▶ [Working data]:

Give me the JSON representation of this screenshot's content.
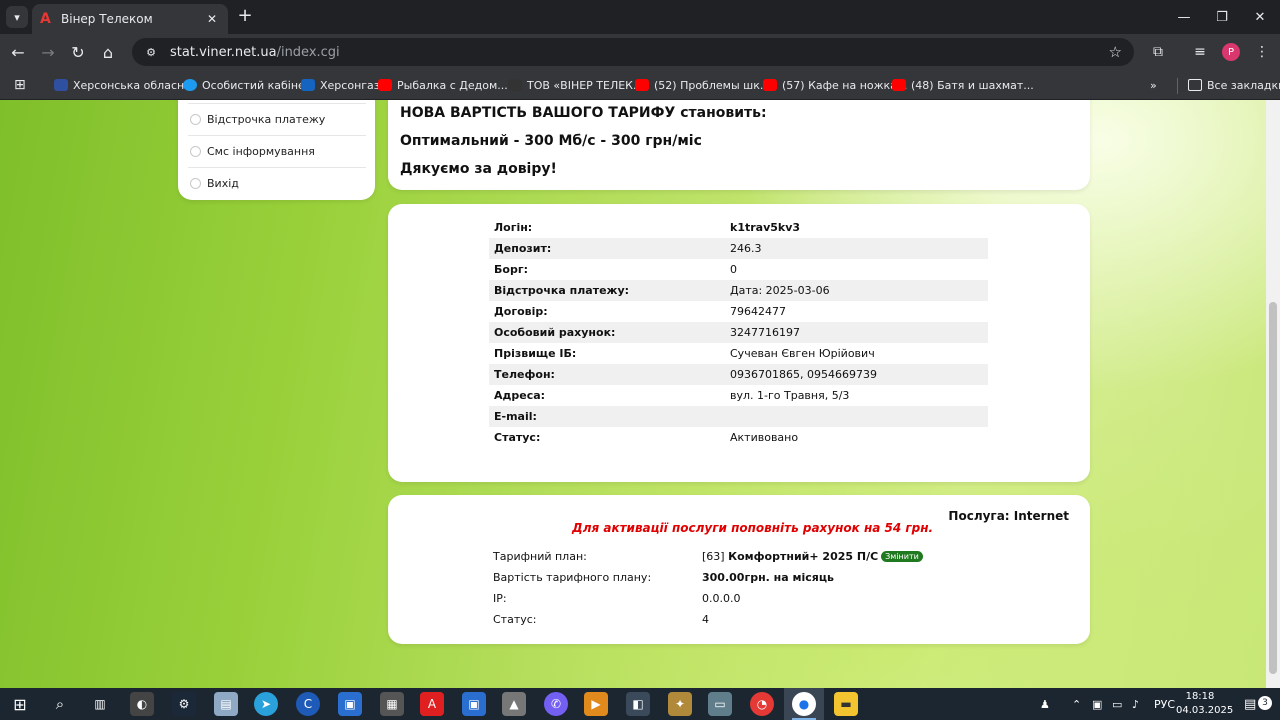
{
  "browser": {
    "tab_title": "Вінер Телеком",
    "url_host": "stat.viner.net.ua",
    "url_path": "/index.cgi",
    "profile_initial": "P",
    "bookmarks": [
      "Херсонська обласн...",
      "Особистий кабінет",
      "Херсонгаз",
      "Рыбалка с Дедом...",
      "ТОВ «ВІНЕР ТЕЛЕК...",
      "(52) Проблемы шк...",
      "(57) Кафе на ножка...",
      "(48) Батя и шахмат..."
    ],
    "all_bookmarks": "Все закладки",
    "colors": {
      "chrome_dark": "#202124",
      "chrome_mid": "#35363a",
      "profile": "#d9376e"
    }
  },
  "sidebar": {
    "items": [
      "Відстрочка платежу",
      "Смс інформування",
      "Вихід"
    ]
  },
  "notice": {
    "line1": "НОВА ВАРТІСТЬ ВАШОГО ТАРИФУ становить:",
    "line2": "Оптимальний - 300 Мб/с - 300 грн/міс",
    "line3": "Дякуємо за довіру!"
  },
  "account": {
    "rows": [
      {
        "label": "Логін:",
        "value": "k1trav5kv3",
        "bold": true
      },
      {
        "label": "Депозит:",
        "value": "246.3"
      },
      {
        "label": "Борг:",
        "value": "0"
      },
      {
        "label": "Відстрочка платежу:",
        "value": "Дата: 2025-03-06"
      },
      {
        "label": "Договір:",
        "value": "79642477"
      },
      {
        "label": "Особовий рахунок:",
        "value": "3247716197"
      },
      {
        "label": "Прізвище ІБ:",
        "value": "Сучеван Євген Юрійович"
      },
      {
        "label": "Телефон:",
        "value": "0936701865, 0954669739"
      },
      {
        "label": "Адреса:",
        "value": "вул. 1-го Травня, 5/3"
      },
      {
        "label": "E-mail:",
        "value": ""
      },
      {
        "label": "Статус:",
        "value": "Активовано"
      }
    ]
  },
  "service": {
    "name": "Послуга: Internet",
    "warning": "Для активації послуги поповніть рахунок на 54 грн.",
    "plan_label": "Тарифний план:",
    "plan_id": "[63]",
    "plan_name": "Комфортний+ 2025 П/С",
    "change_label": "Змінити",
    "price_label": "Вартість тарифного плану:",
    "price_value": "300.00грн. на місяць",
    "ip_label": "IP:",
    "ip_value": "0.0.0.0",
    "status_label": "Статус:",
    "status_value": "4",
    "warning_color": "#e00000",
    "badge_color": "#1f7a1f"
  },
  "taskbar": {
    "lang": "РУС",
    "time": "18:18",
    "date": "04.03.2025",
    "notifications": "3"
  }
}
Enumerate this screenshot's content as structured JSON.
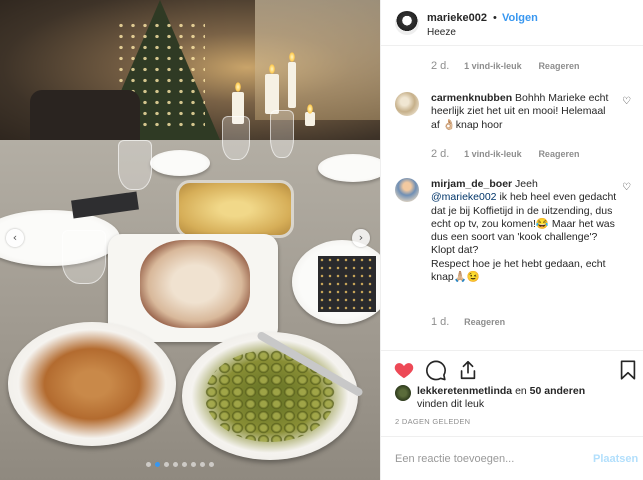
{
  "header": {
    "username": "marieke002",
    "separator": "•",
    "follow_label": "Volgen",
    "location": "Heeze"
  },
  "comments": [
    {
      "username": "",
      "text": "",
      "time": "2 d.",
      "likes": "1 vind-ik-leuk",
      "reply": "Reageren"
    },
    {
      "username": "carmenknubben",
      "text": "Bohhh Marieke echt heerlijk ziet het uit en mooi! Helemaal af 👌🏼knap hoor",
      "time": "2 d.",
      "likes": "1 vind-ik-leuk",
      "reply": "Reageren"
    },
    {
      "username": "mirjam_de_boer",
      "mention": "@marieke002",
      "text_before": "Jeeh",
      "text": "ik heb heel even gedacht dat je bij Koffietijd in de uitzending, dus echt op tv, zou komen!😂 Maar het was dus een soort van 'kook challenge'? Klopt dat?",
      "text_2": "Respect hoe je het hebt gedaan, echt knap🙏🏼😉",
      "time": "1 d.",
      "reply": "Reageren"
    }
  ],
  "likes": {
    "first_liker": "lekkeretenmetlinda",
    "connector": "en",
    "others": "50 anderen",
    "suffix": "vinden dit leuk"
  },
  "timestamp": "2 DAGEN GELEDEN",
  "add_comment": {
    "placeholder": "Een reactie toevoegen...",
    "post_label": "Plaatsen"
  },
  "icons": {
    "like": "heart-icon",
    "comment": "comment-icon",
    "share": "share-icon",
    "save": "bookmark-icon"
  },
  "colors": {
    "like_red": "#ed4956",
    "link_blue": "#3897f0",
    "post_disabled": "#b2dffc",
    "muted": "#8e8e8e"
  },
  "carousel": {
    "prev_arrow": "‹",
    "next_arrow": "›",
    "slide_count": 8,
    "active_slide": 1
  }
}
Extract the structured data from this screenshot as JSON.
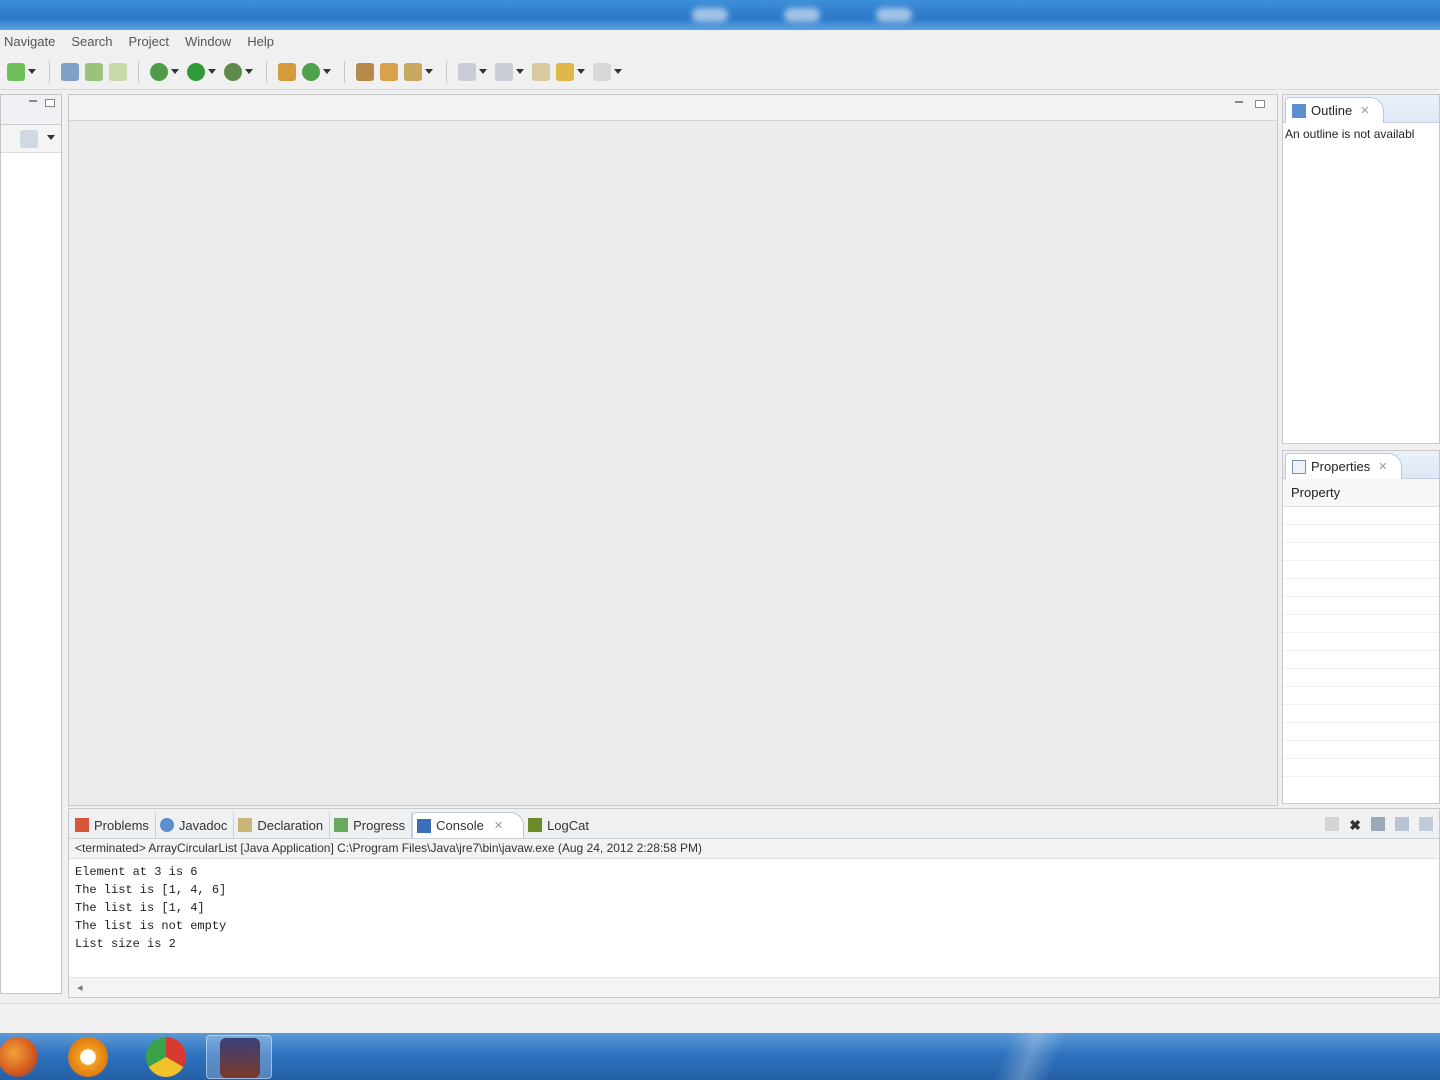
{
  "menu": [
    "Navigate",
    "Search",
    "Project",
    "Window",
    "Help"
  ],
  "outline": {
    "tab_label": "Outline",
    "message": "An outline is not availabl"
  },
  "properties": {
    "tab_label": "Properties",
    "column_header": "Property"
  },
  "bottom_tabs": [
    "Problems",
    "Javadoc",
    "Declaration",
    "Progress",
    "Console",
    "LogCat"
  ],
  "console": {
    "description": "<terminated> ArrayCircularList [Java Application] C:\\Program Files\\Java\\jre7\\bin\\javaw.exe (Aug 24, 2012 2:28:58 PM)",
    "lines": [
      "Element at 3 is 6",
      "The list is [1, 4, 6]",
      "The list is [1, 4]",
      "The list is not empty",
      "List size is 2"
    ]
  },
  "colors": {
    "taskbar": "#2f73bf",
    "window_bg": "#f0f0f0",
    "tab_active_border": "#b9c8dc"
  },
  "icons": {
    "taskbar": [
      "firefox-icon",
      "media-player-icon",
      "chrome-icon",
      "eclipse-app-icon"
    ]
  }
}
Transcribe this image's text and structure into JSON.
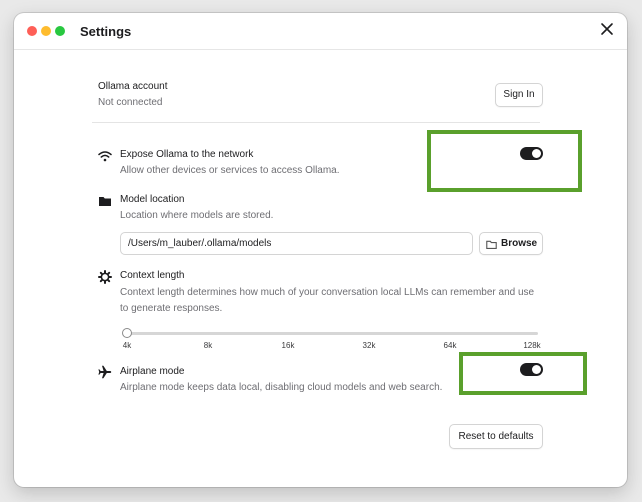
{
  "window": {
    "title": "Settings"
  },
  "account": {
    "title": "Ollama account",
    "status": "Not connected",
    "signin_label": "Sign In"
  },
  "network": {
    "title": "Expose Ollama to the network",
    "description": "Allow other devices or services to access Ollama.",
    "enabled": true
  },
  "model_location": {
    "title": "Model location",
    "description": "Location where models are stored.",
    "path": "/Users/m_lauber/.ollama/models",
    "browse_label": "Browse"
  },
  "context": {
    "title": "Context length",
    "description_line1": "Context length determines how much of your conversation local LLMs can remember and use",
    "description_line2": "to generate responses.",
    "ticks": [
      "4k",
      "8k",
      "16k",
      "32k",
      "64k",
      "128k"
    ],
    "selected": "4k"
  },
  "airplane": {
    "title": "Airplane mode",
    "description": "Airplane mode keeps data local, disabling cloud models and web search.",
    "enabled": true
  },
  "reset_label": "Reset to defaults",
  "colors": {
    "highlight": "#5aa02c",
    "toggle_on": "#1d1d1f"
  },
  "icons": {
    "network": "wifi-icon",
    "folder": "folder-icon",
    "context": "gear-icon",
    "airplane": "airplane-icon",
    "close": "close-icon"
  }
}
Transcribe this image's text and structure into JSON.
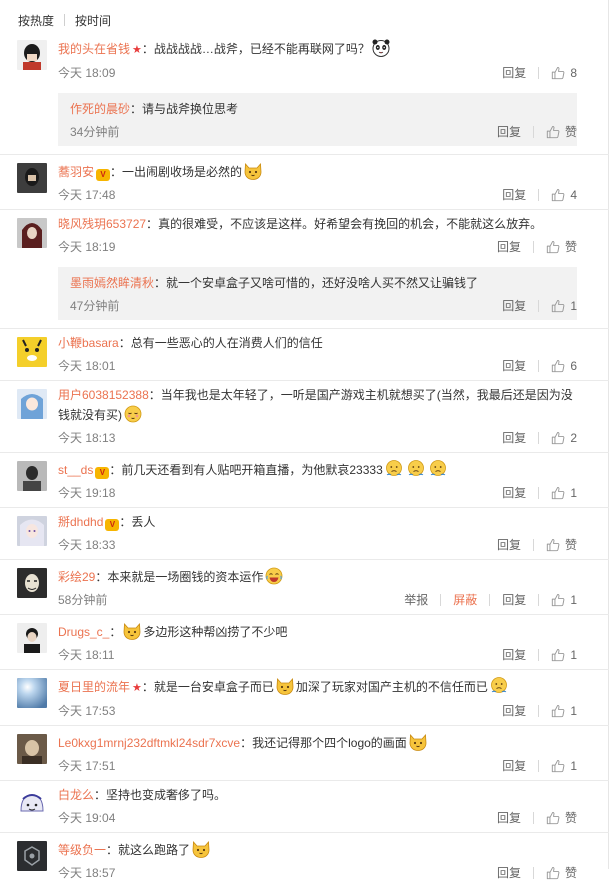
{
  "sort": {
    "by_heat": "按热度",
    "by_time": "按时间"
  },
  "labels": {
    "reply": "回复",
    "like_text": "赞",
    "report": "举报",
    "block": "屏蔽",
    "colon": "："
  },
  "comments": [
    {
      "user": "我的头在省钱",
      "badge": "star",
      "text": "战战战战…战斧，已经不能再联网了吗？",
      "time": "今天 18:09",
      "likes": "8",
      "reply": {
        "user": "作死的晨砂",
        "text": "请与战斧换位思考",
        "time": "34分钟前",
        "likes": "赞"
      }
    },
    {
      "user": "蕎羽安",
      "badge": "vip",
      "text": "一出闹剧收场是必然的",
      "time": "今天 17:48",
      "likes": "4"
    },
    {
      "user": "晓风残玥653727",
      "badge": "",
      "text": "真的很难受，不应该是这样。好希望会有挽回的机会，不能就这么放弃。",
      "time": "今天 18:19",
      "likes": "赞",
      "reply": {
        "user": "墨雨嫣然眸清秋",
        "text": "就一个安卓盒子又啥可惜的，还好没啥人买不然又让骗钱了",
        "time": "47分钟前",
        "likes": "1"
      }
    },
    {
      "user": "小鞭basara",
      "badge": "",
      "text": "总有一些恶心的人在消费人们的信任",
      "time": "今天 18:01",
      "likes": "6"
    },
    {
      "user": "用户6038152388",
      "badge": "",
      "text": "当年我也是太年轻了，一听是国产游戏主机就想买了(当然，我最后还是因为没钱就没有买)",
      "time": "今天 18:13",
      "likes": "2"
    },
    {
      "user": "st__ds",
      "badge": "vip",
      "text": "前几天还看到有人贴吧开箱直播，为他默哀23333",
      "time": "今天 19:18",
      "likes": "1"
    },
    {
      "user": "掰dhdhd",
      "badge": "vip",
      "text": "丢人",
      "time": "今天 18:33",
      "likes": "赞"
    },
    {
      "user": "彩绘29",
      "badge": "",
      "text": "本来就是一场圈钱的资本运作",
      "time": "58分钟前",
      "likes": "1"
    },
    {
      "user": "Drugs_c_",
      "badge": "",
      "text": "多边形这种帮凶捞了不少吧",
      "time": "今天 18:11",
      "likes": "1"
    },
    {
      "user": "夏日里的流年",
      "badge": "star",
      "text": "就是一台安卓盒子而已",
      "text2": "加深了玩家对国产主机的不信任而已",
      "time": "今天 17:53",
      "likes": "1"
    },
    {
      "user": "Le0kxg1mrnj232dftmkl24sdr7xcve",
      "badge": "",
      "text": "我还记得那个四个logo的画面",
      "time": "今天 17:51",
      "likes": "1"
    },
    {
      "user": "白龙么",
      "badge": "",
      "text": "坚持也变成奢侈了吗。",
      "time": "今天 19:04",
      "likes": "赞"
    },
    {
      "user": "等级负一",
      "badge": "",
      "text": "就这么跑路了",
      "time": "今天 18:57",
      "likes": "赞"
    }
  ]
}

▶ [Given request]: Check each line above for the word "echt", and copy the lines where it appears.

▶ [Result for this exercise]:
      "text": "Bohhh Marieke echt heerlijk ziet het uit en mooi! Helemaal af 👌🏼knap hoor",
      "text": "ik heb heel even gedacht dat je bij Koffietijd in de uitzending, dus echt op tv, zou komen!😂 Maar het was dus een soort van 'kook challenge'? Klopt dat?",
      "text_2": "Respect hoe je het hebt gedaan, echt knap🙏🏼😉",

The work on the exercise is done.